[PROBLEM TO WORK ON] Pull out every line in the data that has the string "Read" in it.

[MATERIAL SUPPLIED]

────────────────

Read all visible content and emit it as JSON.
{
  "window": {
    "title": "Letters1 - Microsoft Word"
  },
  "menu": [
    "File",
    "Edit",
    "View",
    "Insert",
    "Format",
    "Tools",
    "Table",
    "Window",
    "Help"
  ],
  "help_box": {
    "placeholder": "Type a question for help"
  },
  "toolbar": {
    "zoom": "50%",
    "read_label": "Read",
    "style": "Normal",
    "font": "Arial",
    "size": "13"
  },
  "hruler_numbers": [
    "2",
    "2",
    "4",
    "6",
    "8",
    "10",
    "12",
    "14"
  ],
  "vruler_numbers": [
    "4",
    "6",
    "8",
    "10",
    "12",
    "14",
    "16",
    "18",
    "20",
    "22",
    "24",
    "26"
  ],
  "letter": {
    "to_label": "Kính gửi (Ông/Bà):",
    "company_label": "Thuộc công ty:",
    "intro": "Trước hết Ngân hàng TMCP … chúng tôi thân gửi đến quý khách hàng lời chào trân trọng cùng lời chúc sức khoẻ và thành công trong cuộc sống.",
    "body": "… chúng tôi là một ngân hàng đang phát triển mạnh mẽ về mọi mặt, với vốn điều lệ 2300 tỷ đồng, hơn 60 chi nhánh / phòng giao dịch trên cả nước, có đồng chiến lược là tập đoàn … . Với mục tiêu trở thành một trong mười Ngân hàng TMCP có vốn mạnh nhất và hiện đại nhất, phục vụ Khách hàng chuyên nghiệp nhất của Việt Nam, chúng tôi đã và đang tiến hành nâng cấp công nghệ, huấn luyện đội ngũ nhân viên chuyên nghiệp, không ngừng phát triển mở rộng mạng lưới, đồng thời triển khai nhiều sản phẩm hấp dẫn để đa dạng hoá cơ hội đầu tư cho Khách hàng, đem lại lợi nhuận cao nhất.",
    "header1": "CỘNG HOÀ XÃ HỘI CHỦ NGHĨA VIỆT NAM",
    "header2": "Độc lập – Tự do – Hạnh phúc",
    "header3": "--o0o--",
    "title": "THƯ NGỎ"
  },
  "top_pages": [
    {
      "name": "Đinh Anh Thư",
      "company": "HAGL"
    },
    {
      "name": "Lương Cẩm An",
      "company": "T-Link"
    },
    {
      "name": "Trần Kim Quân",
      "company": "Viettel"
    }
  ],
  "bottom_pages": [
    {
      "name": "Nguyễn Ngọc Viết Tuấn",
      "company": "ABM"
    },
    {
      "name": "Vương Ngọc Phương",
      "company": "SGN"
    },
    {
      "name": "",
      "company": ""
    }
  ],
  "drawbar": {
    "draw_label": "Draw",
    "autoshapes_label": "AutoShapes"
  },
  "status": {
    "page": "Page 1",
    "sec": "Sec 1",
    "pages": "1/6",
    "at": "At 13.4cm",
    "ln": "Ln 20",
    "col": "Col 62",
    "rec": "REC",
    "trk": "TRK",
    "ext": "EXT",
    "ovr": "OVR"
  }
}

────────────────

[RESULT]
Read all visible content and emit it as JSON.
    "read_label": "Read",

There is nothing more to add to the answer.